=== Set task ===
Extract, word for word, each line from the line holding "What does this" through the end of the records. Omit every picture.
----
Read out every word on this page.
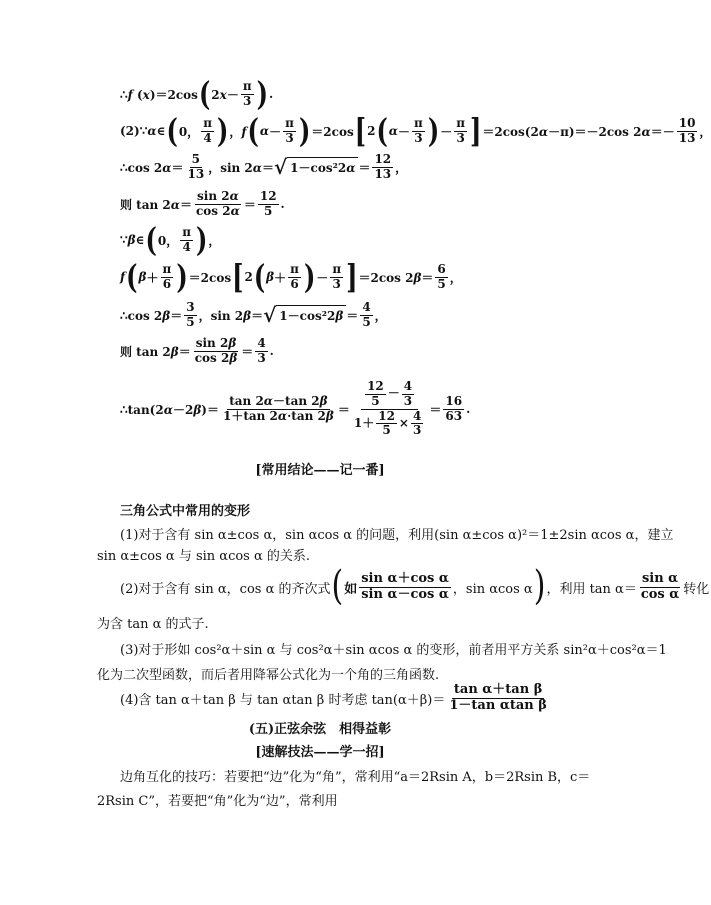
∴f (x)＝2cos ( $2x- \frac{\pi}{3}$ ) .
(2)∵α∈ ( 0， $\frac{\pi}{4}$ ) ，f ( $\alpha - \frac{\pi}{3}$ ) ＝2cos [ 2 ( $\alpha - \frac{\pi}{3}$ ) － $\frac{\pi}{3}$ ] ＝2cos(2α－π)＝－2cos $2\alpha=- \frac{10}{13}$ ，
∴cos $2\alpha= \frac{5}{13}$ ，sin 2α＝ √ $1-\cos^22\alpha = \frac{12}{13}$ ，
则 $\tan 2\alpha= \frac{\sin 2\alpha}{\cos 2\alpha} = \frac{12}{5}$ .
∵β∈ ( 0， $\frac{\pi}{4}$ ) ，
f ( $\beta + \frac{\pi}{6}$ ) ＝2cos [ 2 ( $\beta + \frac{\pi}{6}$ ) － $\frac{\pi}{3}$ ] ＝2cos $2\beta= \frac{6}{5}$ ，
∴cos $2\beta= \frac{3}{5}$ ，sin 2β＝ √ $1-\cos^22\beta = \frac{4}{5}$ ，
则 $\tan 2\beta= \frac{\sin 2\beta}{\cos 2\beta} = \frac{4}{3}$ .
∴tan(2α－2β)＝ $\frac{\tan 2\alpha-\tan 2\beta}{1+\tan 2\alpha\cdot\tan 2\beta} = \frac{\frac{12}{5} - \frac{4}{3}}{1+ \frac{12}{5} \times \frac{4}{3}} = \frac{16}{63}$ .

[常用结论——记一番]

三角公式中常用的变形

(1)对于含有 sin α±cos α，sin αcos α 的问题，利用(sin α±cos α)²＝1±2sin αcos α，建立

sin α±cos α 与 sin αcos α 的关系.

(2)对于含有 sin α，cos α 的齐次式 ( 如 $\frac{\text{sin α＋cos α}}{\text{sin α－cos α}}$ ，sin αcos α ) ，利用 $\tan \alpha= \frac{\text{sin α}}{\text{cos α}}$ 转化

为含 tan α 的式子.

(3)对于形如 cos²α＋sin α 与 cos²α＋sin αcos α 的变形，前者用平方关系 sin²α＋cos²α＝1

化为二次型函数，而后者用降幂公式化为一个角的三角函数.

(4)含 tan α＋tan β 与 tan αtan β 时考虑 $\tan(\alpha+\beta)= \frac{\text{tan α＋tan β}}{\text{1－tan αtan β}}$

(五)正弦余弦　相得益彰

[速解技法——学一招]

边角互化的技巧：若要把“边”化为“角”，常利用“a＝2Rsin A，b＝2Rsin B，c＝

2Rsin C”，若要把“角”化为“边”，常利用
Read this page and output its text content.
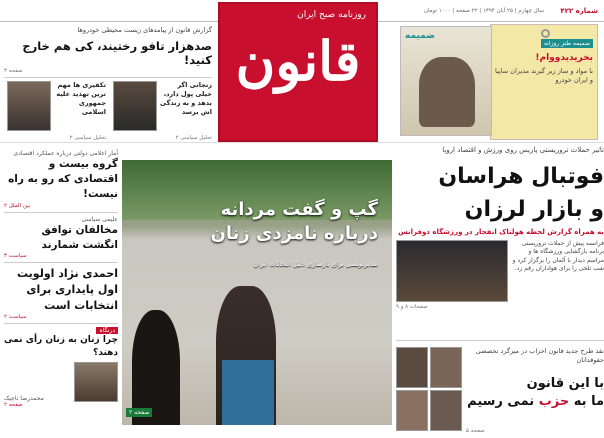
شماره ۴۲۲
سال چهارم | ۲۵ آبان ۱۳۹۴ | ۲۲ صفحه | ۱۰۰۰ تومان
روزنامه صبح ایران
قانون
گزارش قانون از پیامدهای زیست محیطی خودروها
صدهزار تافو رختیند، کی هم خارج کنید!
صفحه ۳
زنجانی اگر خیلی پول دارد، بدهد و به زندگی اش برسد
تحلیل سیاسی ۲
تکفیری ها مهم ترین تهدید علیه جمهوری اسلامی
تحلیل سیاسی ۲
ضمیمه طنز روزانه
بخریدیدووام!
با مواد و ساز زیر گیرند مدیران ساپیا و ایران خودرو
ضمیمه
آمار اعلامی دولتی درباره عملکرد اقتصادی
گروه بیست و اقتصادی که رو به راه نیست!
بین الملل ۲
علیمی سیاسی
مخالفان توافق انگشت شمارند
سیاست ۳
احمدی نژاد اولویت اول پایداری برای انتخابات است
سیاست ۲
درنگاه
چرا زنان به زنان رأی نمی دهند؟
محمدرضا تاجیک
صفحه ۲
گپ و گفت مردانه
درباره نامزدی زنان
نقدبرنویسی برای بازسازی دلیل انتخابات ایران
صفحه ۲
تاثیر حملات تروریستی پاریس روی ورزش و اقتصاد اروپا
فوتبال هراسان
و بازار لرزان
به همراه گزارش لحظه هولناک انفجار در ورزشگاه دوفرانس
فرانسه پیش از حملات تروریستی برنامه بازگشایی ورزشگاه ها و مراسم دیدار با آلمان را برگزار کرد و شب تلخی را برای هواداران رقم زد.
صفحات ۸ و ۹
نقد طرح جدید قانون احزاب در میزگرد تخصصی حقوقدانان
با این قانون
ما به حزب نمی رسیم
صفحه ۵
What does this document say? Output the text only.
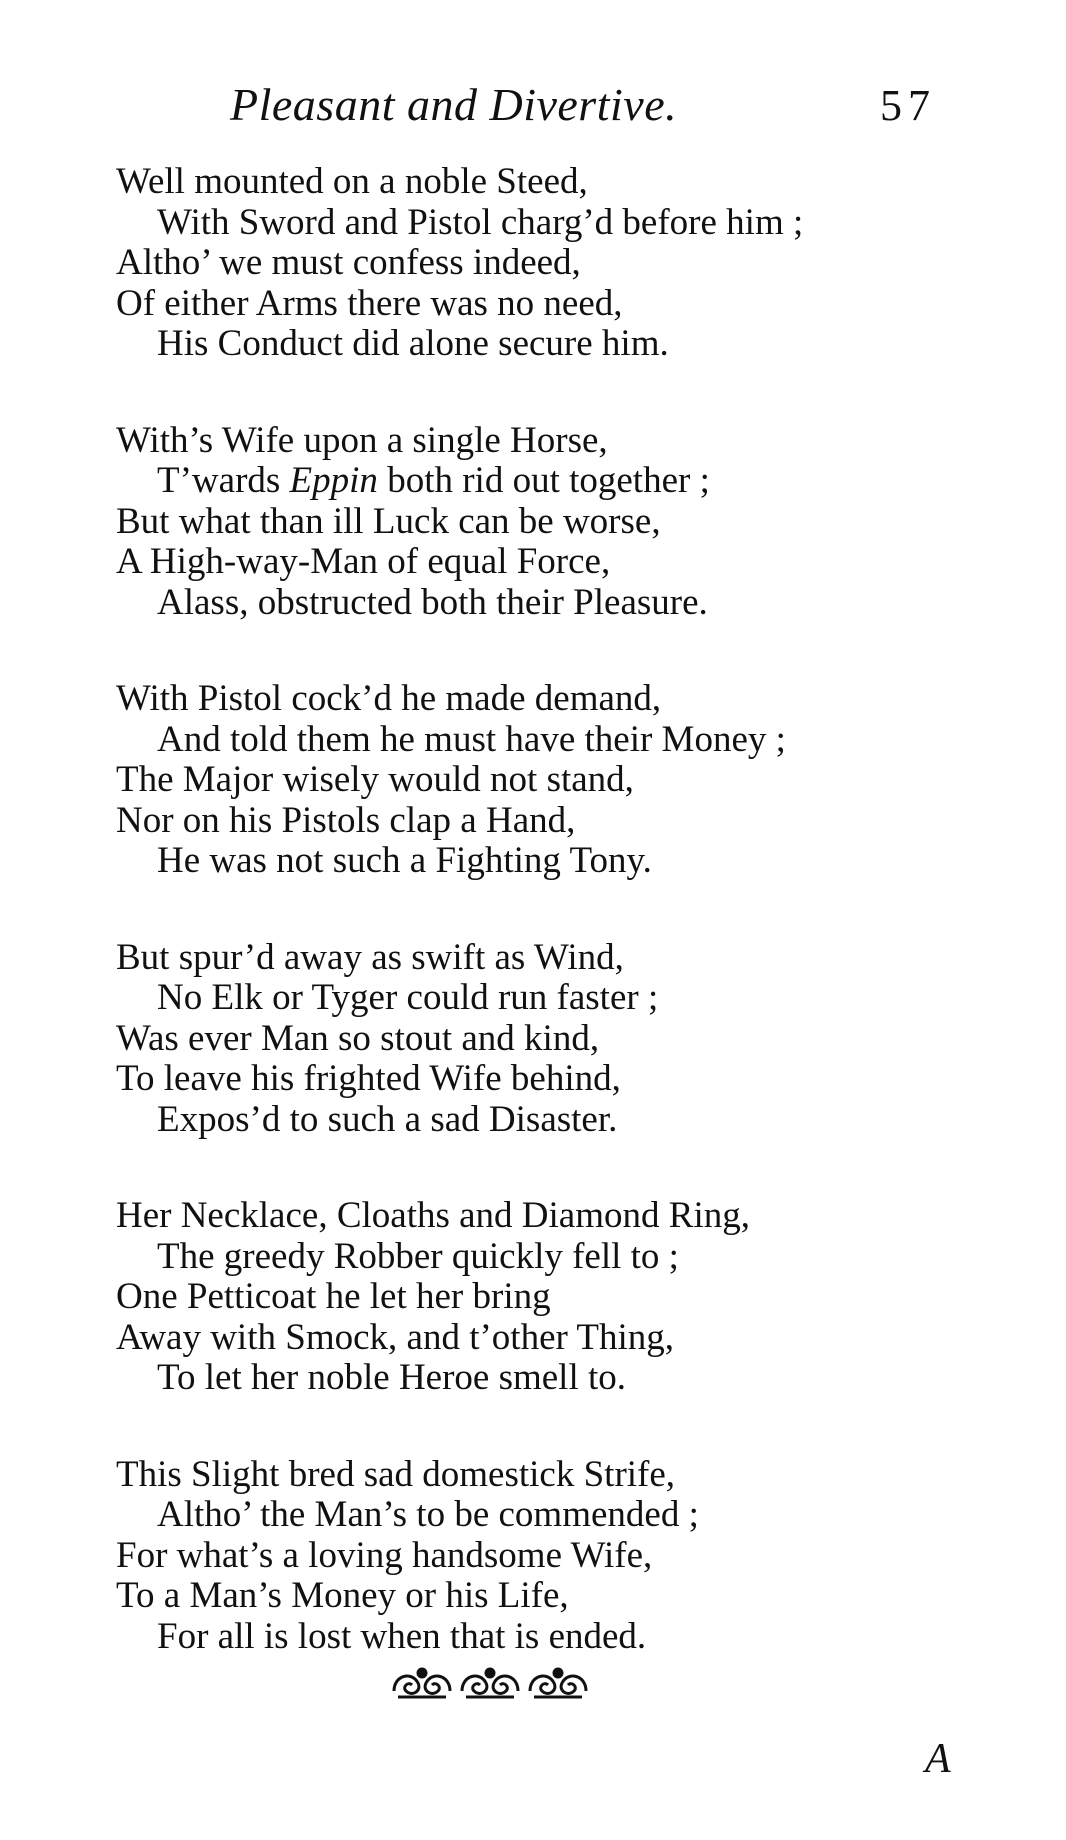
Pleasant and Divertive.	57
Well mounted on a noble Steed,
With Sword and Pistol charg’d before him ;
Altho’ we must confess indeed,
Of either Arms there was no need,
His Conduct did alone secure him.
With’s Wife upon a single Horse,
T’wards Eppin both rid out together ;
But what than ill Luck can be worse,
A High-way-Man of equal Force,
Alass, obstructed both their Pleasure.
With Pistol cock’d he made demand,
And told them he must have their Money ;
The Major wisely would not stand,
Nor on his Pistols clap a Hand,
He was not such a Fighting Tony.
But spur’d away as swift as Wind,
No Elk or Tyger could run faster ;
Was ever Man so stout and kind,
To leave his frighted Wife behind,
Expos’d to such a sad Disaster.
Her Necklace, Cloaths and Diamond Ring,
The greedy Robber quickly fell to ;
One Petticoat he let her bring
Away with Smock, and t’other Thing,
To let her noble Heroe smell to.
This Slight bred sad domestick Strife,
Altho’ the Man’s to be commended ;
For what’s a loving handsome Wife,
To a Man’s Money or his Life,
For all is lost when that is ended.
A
----
=== Answer to this task ===
What does this document say? Output the text only.
Pleasant and Divertive.	57
Well mounted on a noble Steed,
With Sword and Pistol charg’d before him ;
Altho’ we must confess indeed,
Of either Arms there was no need,
His Conduct did alone secure him.
With’s Wife upon a single Horse,
T’wards Eppin both rid out together ;
But what than ill Luck can be worse,
A High-way-Man of equal Force,
Alass, obstructed both their Pleasure.
With Pistol cock’d he made demand,
And told them he must have their Money ;
The Major wisely would not stand,
Nor on his Pistols clap a Hand,
He was not such a Fighting Tony.
But spur’d away as swift as Wind,
No Elk or Tyger could run faster ;
Was ever Man so stout and kind,
To leave his frighted Wife behind,
Expos’d to such a sad Disaster.
Her Necklace, Cloaths and Diamond Ring,
The greedy Robber quickly fell to ;
One Petticoat he let her bring
Away with Smock, and t’other Thing,
To let her noble Heroe smell to.
This Slight bred sad domestick Strife,
Altho’ the Man’s to be commended ;
For what’s a loving handsome Wife,
To a Man’s Money or his Life,
For all is lost when that is ended.
A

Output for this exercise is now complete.